**What you are asked to do**
Transcribe all of the material exactly, except for its pictures.

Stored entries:
━━━━━━━━━━
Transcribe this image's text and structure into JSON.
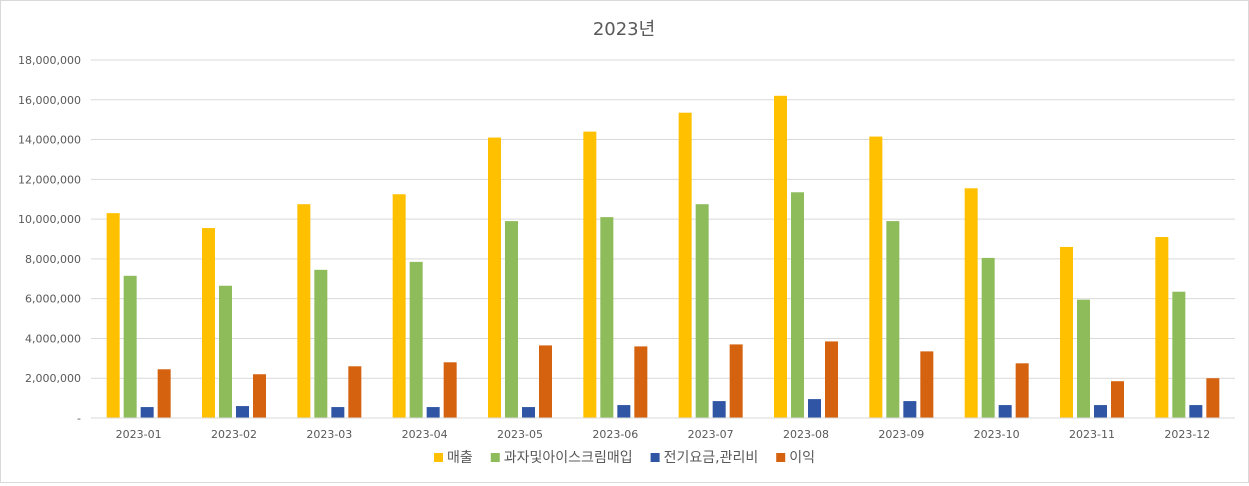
{
  "chart_data": {
    "type": "bar",
    "title": "2023년",
    "categories": [
      "2023-01",
      "2023-02",
      "2023-03",
      "2023-04",
      "2023-05",
      "2023-06",
      "2023-07",
      "2023-08",
      "2023-09",
      "2023-10",
      "2023-11",
      "2023-12"
    ],
    "series": [
      {
        "name": "매출",
        "color": "#FFC000",
        "values": [
          10300000,
          9550000,
          10750000,
          11250000,
          14100000,
          14400000,
          15350000,
          16200000,
          14150000,
          11550000,
          8600000,
          9100000
        ]
      },
      {
        "name": "과자및아이스크림매입",
        "color": "#8FBC5B",
        "values": [
          7150000,
          6650000,
          7450000,
          7850000,
          9900000,
          10100000,
          10750000,
          11350000,
          9900000,
          8050000,
          5950000,
          6350000
        ]
      },
      {
        "name": "전기요금,관리비",
        "color": "#2F55A4",
        "values": [
          550000,
          600000,
          550000,
          550000,
          550000,
          650000,
          850000,
          950000,
          850000,
          650000,
          650000,
          650000
        ]
      },
      {
        "name": "이익",
        "color": "#D5620F",
        "values": [
          2450000,
          2200000,
          2600000,
          2800000,
          3650000,
          3600000,
          3700000,
          3850000,
          3350000,
          2750000,
          1850000,
          2000000
        ]
      }
    ],
    "yticks": [
      "-",
      "2,000,000",
      "4,000,000",
      "6,000,000",
      "8,000,000",
      "10,000,000",
      "12,000,000",
      "14,000,000",
      "16,000,000",
      "18,000,000"
    ],
    "ylim": [
      0,
      18000000
    ],
    "grid": true,
    "legend_position": "bottom"
  }
}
━━━━━━━━━━
**Exercise result**
Transcribe this image's text and structure into JSON.
{
  "chart_data": {
    "type": "bar",
    "title": "2023년",
    "categories": [
      "2023-01",
      "2023-02",
      "2023-03",
      "2023-04",
      "2023-05",
      "2023-06",
      "2023-07",
      "2023-08",
      "2023-09",
      "2023-10",
      "2023-11",
      "2023-12"
    ],
    "series": [
      {
        "name": "매출",
        "color": "#FFC000",
        "values": [
          10300000,
          9550000,
          10750000,
          11250000,
          14100000,
          14400000,
          15350000,
          16200000,
          14150000,
          11550000,
          8600000,
          9100000
        ]
      },
      {
        "name": "과자및아이스크림매입",
        "color": "#8FBC5B",
        "values": [
          7150000,
          6650000,
          7450000,
          7850000,
          9900000,
          10100000,
          10750000,
          11350000,
          9900000,
          8050000,
          5950000,
          6350000
        ]
      },
      {
        "name": "전기요금,관리비",
        "color": "#2F55A4",
        "values": [
          550000,
          600000,
          550000,
          550000,
          550000,
          650000,
          850000,
          950000,
          850000,
          650000,
          650000,
          650000
        ]
      },
      {
        "name": "이익",
        "color": "#D5620F",
        "values": [
          2450000,
          2200000,
          2600000,
          2800000,
          3650000,
          3600000,
          3700000,
          3850000,
          3350000,
          2750000,
          1850000,
          2000000
        ]
      }
    ],
    "yticks": [
      "-",
      "2,000,000",
      "4,000,000",
      "6,000,000",
      "8,000,000",
      "10,000,000",
      "12,000,000",
      "14,000,000",
      "16,000,000",
      "18,000,000"
    ],
    "ylim": [
      0,
      18000000
    ],
    "grid": true,
    "legend_position": "bottom"
  }
}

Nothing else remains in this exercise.